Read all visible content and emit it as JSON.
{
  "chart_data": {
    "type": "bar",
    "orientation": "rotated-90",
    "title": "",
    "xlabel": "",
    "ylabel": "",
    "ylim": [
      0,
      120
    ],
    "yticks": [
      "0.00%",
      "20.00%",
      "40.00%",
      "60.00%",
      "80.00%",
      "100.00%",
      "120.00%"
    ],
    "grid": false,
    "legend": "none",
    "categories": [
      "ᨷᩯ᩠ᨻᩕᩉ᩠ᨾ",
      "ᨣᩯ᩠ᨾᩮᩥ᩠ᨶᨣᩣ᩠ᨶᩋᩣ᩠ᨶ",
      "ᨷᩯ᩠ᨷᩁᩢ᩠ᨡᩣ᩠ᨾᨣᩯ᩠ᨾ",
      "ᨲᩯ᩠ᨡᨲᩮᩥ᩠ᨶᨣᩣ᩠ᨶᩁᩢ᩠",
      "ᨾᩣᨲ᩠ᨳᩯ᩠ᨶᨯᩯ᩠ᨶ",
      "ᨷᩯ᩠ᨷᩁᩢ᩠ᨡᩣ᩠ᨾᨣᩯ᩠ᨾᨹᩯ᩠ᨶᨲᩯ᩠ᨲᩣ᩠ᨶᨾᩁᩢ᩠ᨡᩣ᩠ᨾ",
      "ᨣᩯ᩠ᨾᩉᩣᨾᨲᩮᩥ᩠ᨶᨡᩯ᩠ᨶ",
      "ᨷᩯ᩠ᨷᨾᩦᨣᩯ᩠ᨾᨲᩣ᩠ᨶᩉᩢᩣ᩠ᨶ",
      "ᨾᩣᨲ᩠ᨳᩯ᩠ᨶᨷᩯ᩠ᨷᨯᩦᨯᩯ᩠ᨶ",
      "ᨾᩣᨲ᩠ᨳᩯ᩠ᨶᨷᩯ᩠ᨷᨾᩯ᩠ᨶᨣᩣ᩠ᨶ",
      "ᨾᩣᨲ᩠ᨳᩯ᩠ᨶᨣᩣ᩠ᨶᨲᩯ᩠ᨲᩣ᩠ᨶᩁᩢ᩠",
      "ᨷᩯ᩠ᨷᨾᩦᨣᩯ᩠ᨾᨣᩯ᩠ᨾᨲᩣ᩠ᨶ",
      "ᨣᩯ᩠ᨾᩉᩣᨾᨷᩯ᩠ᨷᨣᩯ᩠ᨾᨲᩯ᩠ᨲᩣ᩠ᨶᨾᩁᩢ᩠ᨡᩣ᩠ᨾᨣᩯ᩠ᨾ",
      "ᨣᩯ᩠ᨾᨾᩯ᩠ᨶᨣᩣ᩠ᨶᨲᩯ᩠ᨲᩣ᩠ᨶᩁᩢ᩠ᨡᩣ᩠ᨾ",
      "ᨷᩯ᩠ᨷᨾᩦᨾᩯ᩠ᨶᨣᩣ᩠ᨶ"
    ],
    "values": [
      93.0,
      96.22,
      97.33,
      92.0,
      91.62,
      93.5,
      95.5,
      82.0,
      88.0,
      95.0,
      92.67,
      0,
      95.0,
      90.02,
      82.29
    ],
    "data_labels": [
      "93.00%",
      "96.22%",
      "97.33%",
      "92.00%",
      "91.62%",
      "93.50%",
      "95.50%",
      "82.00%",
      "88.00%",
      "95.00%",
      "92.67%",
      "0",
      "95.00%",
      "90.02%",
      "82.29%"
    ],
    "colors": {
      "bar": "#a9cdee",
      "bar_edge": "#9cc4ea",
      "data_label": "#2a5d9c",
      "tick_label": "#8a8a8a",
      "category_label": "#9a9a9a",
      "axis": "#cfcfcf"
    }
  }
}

^^^^^^^^

**PROBLEM DETAILS:** Write the material out exactly, with nothing left out.

**WRITTEN ANSWER:**
Read all visible content and emit it as JSON.
{
  "chart_data": {
    "type": "bar",
    "orientation": "rotated-90",
    "title": "",
    "xlabel": "",
    "ylabel": "",
    "ylim": [
      0,
      120
    ],
    "yticks": [
      "0.00%",
      "20.00%",
      "40.00%",
      "60.00%",
      "80.00%",
      "100.00%",
      "120.00%"
    ],
    "grid": false,
    "legend": "none",
    "categories": [
      "ᨷᩯ᩠ᨻᩕᩉ᩠ᨾ",
      "ᨣᩯ᩠ᨾᩮᩥ᩠ᨶᨣᩣ᩠ᨶᩋᩣ᩠ᨶ",
      "ᨷᩯ᩠ᨷᩁᩢ᩠ᨡᩣ᩠ᨾᨣᩯ᩠ᨾ",
      "ᨲᩯ᩠ᨡᨲᩮᩥ᩠ᨶᨣᩣ᩠ᨶᩁᩢ᩠",
      "ᨾᩣᨲ᩠ᨳᩯ᩠ᨶᨯᩯ᩠ᨶ",
      "ᨷᩯ᩠ᨷᩁᩢ᩠ᨡᩣ᩠ᨾᨣᩯ᩠ᨾᨹᩯ᩠ᨶᨲᩯ᩠ᨲᩣ᩠ᨶᨾᩁᩢ᩠ᨡᩣ᩠ᨾ",
      "ᨣᩯ᩠ᨾᩉᩣᨾᨲᩮᩥ᩠ᨶᨡᩯ᩠ᨶ",
      "ᨷᩯ᩠ᨷᨾᩦᨣᩯ᩠ᨾᨲᩣ᩠ᨶᩉᩢᩣ᩠ᨶ",
      "ᨾᩣᨲ᩠ᨳᩯ᩠ᨶᨷᩯ᩠ᨷᨯᩦᨯᩯ᩠ᨶ",
      "ᨾᩣᨲ᩠ᨳᩯ᩠ᨶᨷᩯ᩠ᨷᨾᩯ᩠ᨶᨣᩣ᩠ᨶ",
      "ᨾᩣᨲ᩠ᨳᩯ᩠ᨶᨣᩣ᩠ᨶᨲᩯ᩠ᨲᩣ᩠ᨶᩁᩢ᩠",
      "ᨷᩯ᩠ᨷᨾᩦᨣᩯ᩠ᨾᨣᩯ᩠ᨾᨲᩣ᩠ᨶ",
      "ᨣᩯ᩠ᨾᩉᩣᨾᨷᩯ᩠ᨷᨣᩯ᩠ᨾᨲᩯ᩠ᨲᩣ᩠ᨶᨾᩁᩢ᩠ᨡᩣ᩠ᨾᨣᩯ᩠ᨾ",
      "ᨣᩯ᩠ᨾᨾᩯ᩠ᨶᨣᩣ᩠ᨶᨲᩯ᩠ᨲᩣ᩠ᨶᩁᩢ᩠ᨡᩣ᩠ᨾ",
      "ᨷᩯ᩠ᨷᨾᩦᨾᩯ᩠ᨶᨣᩣ᩠ᨶ"
    ],
    "values": [
      93.0,
      96.22,
      97.33,
      92.0,
      91.62,
      93.5,
      95.5,
      82.0,
      88.0,
      95.0,
      92.67,
      0,
      95.0,
      90.02,
      82.29
    ],
    "data_labels": [
      "93.00%",
      "96.22%",
      "97.33%",
      "92.00%",
      "91.62%",
      "93.50%",
      "95.50%",
      "82.00%",
      "88.00%",
      "95.00%",
      "92.67%",
      "0",
      "95.00%",
      "90.02%",
      "82.29%"
    ],
    "colors": {
      "bar": "#a9cdee",
      "bar_edge": "#9cc4ea",
      "data_label": "#2a5d9c",
      "tick_label": "#8a8a8a",
      "category_label": "#9a9a9a",
      "axis": "#cfcfcf"
    }
  }
}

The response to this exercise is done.